Selected text:
────────────────────
H.R. MCMASTER ENDORSED BOOK CALLS JIHAD PEACEFUL, AL-QAEDA TERRORISM “RESISTANCE”

H.R. MCMASTER ENDORSED BOOK CALLS JIHAD PEACEFUL, AL-QAEDA TERRORISM “RESISTANCE”
BY ROBERT SPENCER
republished below in full unedited for informational, educational, and research purposes:
As I said, Obama's third term: 
 

“H.R. McMaster-Endorsed Book Calls Jihad Peaceful, Al-Qaida Terrorism ‘Resistance,’” by Aaron Klein, Breitbart, August 18, 2017:

TEL AVIV — A book on terrorism endorsed and touted by
H.R. McMaster, the embattled White House National Security Adviser,
calls Hamas an “Islamist political group” while failing to categorize
the deadly organization as a terrorist group, and refers to al-Qaida
attacks and anti-Israel terrorism as “resistance.”


The work frames jihad as largely peaceful “means to struggle or exert
effort,” such as waking up early in the morning to recite prayers. It
argues that groups like al-Qaida and other terrorist organizations have
hijacked the concept of jihad to wage warfare using such tactics as
suicide bombings.
────────────────────
Listed entries:
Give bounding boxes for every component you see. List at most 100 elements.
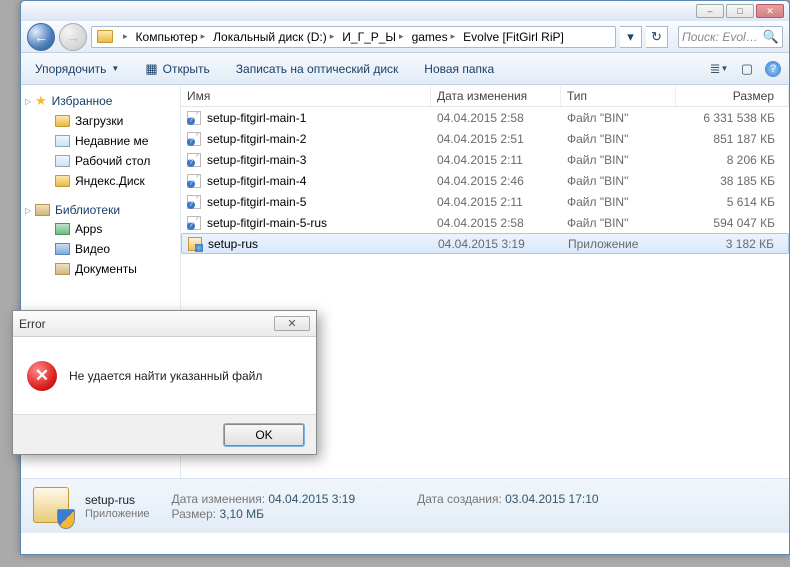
file-type: Файл "BIN": [561, 216, 676, 230]
file-name: setup-fitgirl-main-4: [207, 174, 306, 188]
breadcrumb-sep[interactable]: ▸: [116, 30, 132, 43]
error-ok-button[interactable]: OK: [224, 424, 304, 446]
new-folder-button[interactable]: Новая папка: [418, 59, 500, 79]
explorer-window: ‒ □ ✕ ← → ▸ Компьютер▸ Локальный диск (D…: [20, 0, 790, 555]
sidebar-item-apps[interactable]: Apps: [21, 219, 180, 239]
file-type: Файл "BIN": [561, 111, 676, 125]
file-row[interactable]: ?setup-fitgirl-main-204.04.2015 2:51Файл…: [181, 128, 789, 149]
sidebar-item-video[interactable]: Видео: [21, 239, 180, 259]
open-icon: ▦: [145, 61, 157, 77]
file-row[interactable]: ? setup-fitgirl-main-5 04.04.2015 2:11Файл…: [181, 191, 789, 212]
titlebar: ‒ □ ✕: [21, 1, 789, 21]
status-created-label: Дата создания:: [417, 492, 502, 506]
minimize-button[interactable]: ‒: [696, 4, 724, 18]
breadcrumb-item[interactable]: Компьютер▸: [132, 29, 210, 45]
file-size: 5 614 КБ: [676, 195, 789, 209]
status-size-value: 3,10 МБ: [219, 507, 264, 521]
error-title: Error: [19, 317, 46, 331]
file-icon: ?: [187, 216, 201, 230]
breadcrumb-item[interactable]: games▸: [408, 29, 460, 45]
maximize-button[interactable]: □: [726, 4, 754, 18]
view-mode-button[interactable]: ≣ ▼: [709, 59, 729, 79]
file-type: Файл "BIN": [561, 195, 676, 209]
file-size: 594 047 КБ: [676, 216, 789, 230]
file-date: 04.04.2015 2:11: [431, 195, 561, 209]
sidebar-item-documents[interactable]: Документы: [21, 259, 180, 279]
sidebar-favorites-header[interactable]: ▷★Избранное: [21, 91, 180, 111]
folder-icon: [97, 30, 113, 43]
search-placeholder: Поиск: Evol…: [682, 30, 758, 44]
preview-pane-button[interactable]: ▢: [737, 59, 757, 79]
refresh-button[interactable]: ↻: [646, 26, 668, 48]
status-bar: setup-rus Приложение Дата изменения: 04.…: [21, 478, 789, 533]
file-type: Файл "BIN": [561, 174, 676, 188]
breadcrumb-item[interactable]: И_Г_Р_Ы▸: [338, 29, 407, 45]
address-bar[interactable]: ▸ Компьютер▸ Локальный диск (D:)▸ И_Г_Р_…: [91, 26, 616, 48]
breadcrumb-item[interactable]: Локальный диск (D:)▸: [209, 29, 338, 45]
column-headers: Имя Дата изменения Тип Размер: [181, 85, 789, 107]
error-close-button[interactable]: ✕: [274, 316, 310, 331]
sidebar-libraries-header[interactable]: ▷Библиотеки: [21, 201, 180, 219]
status-created-value: 03.04.2015 17:10: [505, 492, 598, 506]
organize-button[interactable]: Упорядочить▼: [29, 59, 125, 79]
file-size: 851 187 КБ: [676, 132, 789, 146]
star-icon: ★: [35, 93, 47, 109]
desktop-icon: [55, 155, 70, 167]
documents-icon: [55, 263, 70, 275]
forward-button[interactable]: →: [59, 23, 87, 51]
nav-bar: ← → ▸ Компьютер▸ Локальный диск (D:)▸ И_…: [21, 21, 789, 53]
status-name: setup-rus: [85, 493, 150, 507]
error-icon: ✕: [27, 361, 57, 391]
file-icon: ?: [187, 111, 201, 125]
file-row[interactable]: ?setup-fitgirl-main-5-rus04.04.2015 2:58…: [181, 212, 789, 233]
folder-icon: [55, 175, 70, 187]
file-date: 04.04.2015 2:51: [431, 132, 561, 146]
file-icon: ?: [187, 195, 201, 209]
toolbar: Упорядочить▼ ▦Открыть Записать на оптиче…: [21, 53, 789, 85]
sidebar-item-recent[interactable]: Недавние ме: [21, 131, 180, 151]
history-dropdown[interactable]: ▾: [620, 26, 642, 48]
file-name: setup-fitgirl-main-1: [207, 111, 306, 125]
folder-icon: [55, 115, 70, 127]
video-icon: [55, 243, 70, 255]
status-size-label: Размер:: [172, 507, 217, 521]
help-button[interactable]: ?: [765, 61, 781, 77]
file-name: setup-fitgirl-main-5-rus: [207, 216, 327, 230]
file-name: setup-fitgirl-main-5: [207, 195, 306, 209]
file-size: 6 331 538 КБ: [676, 111, 789, 125]
error-titlebar[interactable]: Error ✕: [13, 311, 316, 337]
file-size: 8 206 КБ: [676, 153, 789, 167]
file-row[interactable]: ?setup-fitgirl-main-404.04.2015 2:46Файл…: [181, 170, 789, 191]
breadcrumb-item[interactable]: Evolve [FitGirl RiP]: [459, 29, 568, 45]
file-row[interactable]: ?setup-fitgirl-main-304.04.2015 2:11Файл…: [181, 149, 789, 170]
file-name: setup-fitgirl-main-3: [207, 153, 306, 167]
library-icon: [35, 204, 50, 216]
sidebar-item-downloads[interactable]: Загрузки: [21, 111, 180, 131]
search-input[interactable]: Поиск: Evol… 🔍: [678, 26, 783, 48]
back-button[interactable]: ←: [27, 23, 55, 51]
col-name[interactable]: Имя: [181, 86, 431, 106]
col-date[interactable]: Дата изменения: [431, 86, 561, 106]
file-row[interactable]: setup-rus 04.04.2015 3:19Приложение3 182 …: [181, 233, 789, 254]
file-date: 04.04.2015 2:46: [431, 174, 561, 188]
error-message: Не удается найти указанный файл: [69, 369, 262, 383]
open-button[interactable]: ▦Открыть: [139, 58, 215, 80]
col-type[interactable]: Тип: [561, 86, 676, 106]
error-dialog: Error ✕ ✕ Не удается найти указанный фай…: [12, 310, 317, 455]
status-file-icon: [31, 485, 73, 527]
status-date-value: 04.04.2015 3:19: [268, 492, 355, 506]
burn-button[interactable]: Записать на оптический диск: [230, 59, 405, 79]
file-date: 04.04.2015 2:58: [431, 111, 561, 125]
file-date: 04.04.2015 2:11: [431, 153, 561, 167]
close-button[interactable]: ✕: [756, 4, 784, 18]
search-icon: 🔍: [763, 29, 779, 45]
sidebar-item-desktop[interactable]: Рабочий стол: [21, 151, 180, 171]
file-size: 3 182 КБ: [677, 237, 788, 251]
file-name: setup-rus: [208, 237, 258, 251]
file-date: 04.04.2015 3:19: [432, 237, 562, 251]
file-type: Приложение: [562, 237, 677, 251]
file-row[interactable]: ? setup-fitgirl-main-1 04.04.2015 2:58Файл…: [181, 107, 789, 128]
col-size[interactable]: Размер: [676, 86, 789, 106]
status-type: Приложение: [85, 508, 150, 520]
sidebar-item-yandex[interactable]: Яндекс.Диск: [21, 171, 180, 191]
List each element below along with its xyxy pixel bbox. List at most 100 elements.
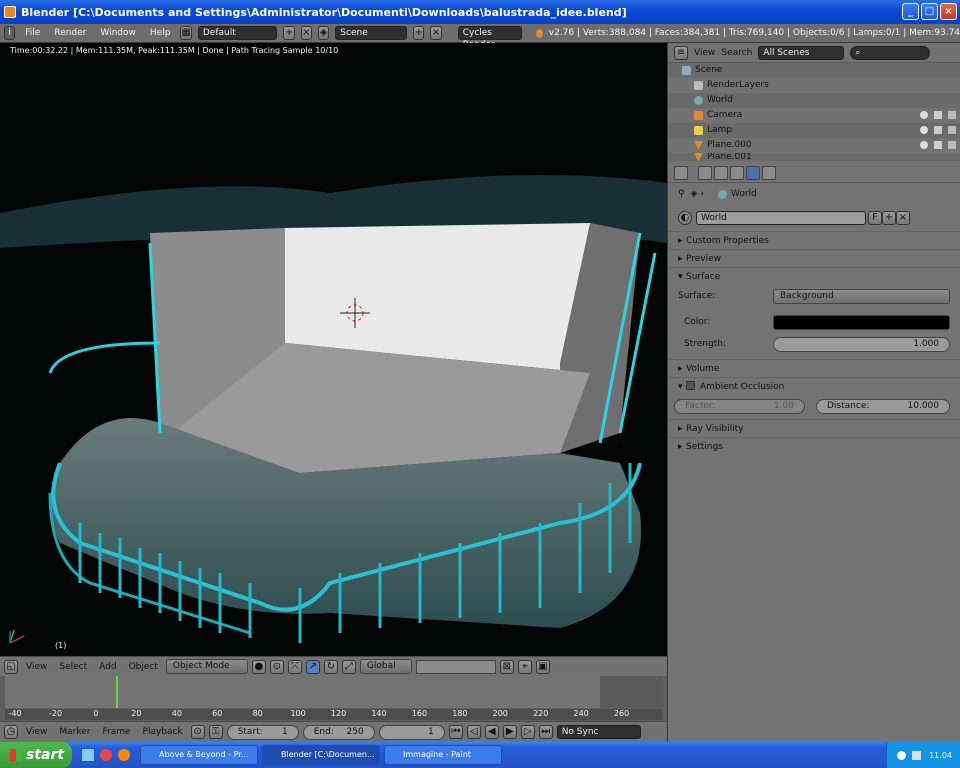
────────────────────
Prompt: Please return the passage of the article on the McMaster-endorsed book between "The work frames" and "suicide bombings.", inclusive, copied word for word.

Solution to this exercise:
The work frames jihad as largely peaceful “means to struggle or exert
effort,” such as waking up early in the morning to recite prayers. It
argues that groups like al-Qaida and other terrorist organizations have
hijacked the concept of jihad to wage warfare using such tactics as
suicide bombings.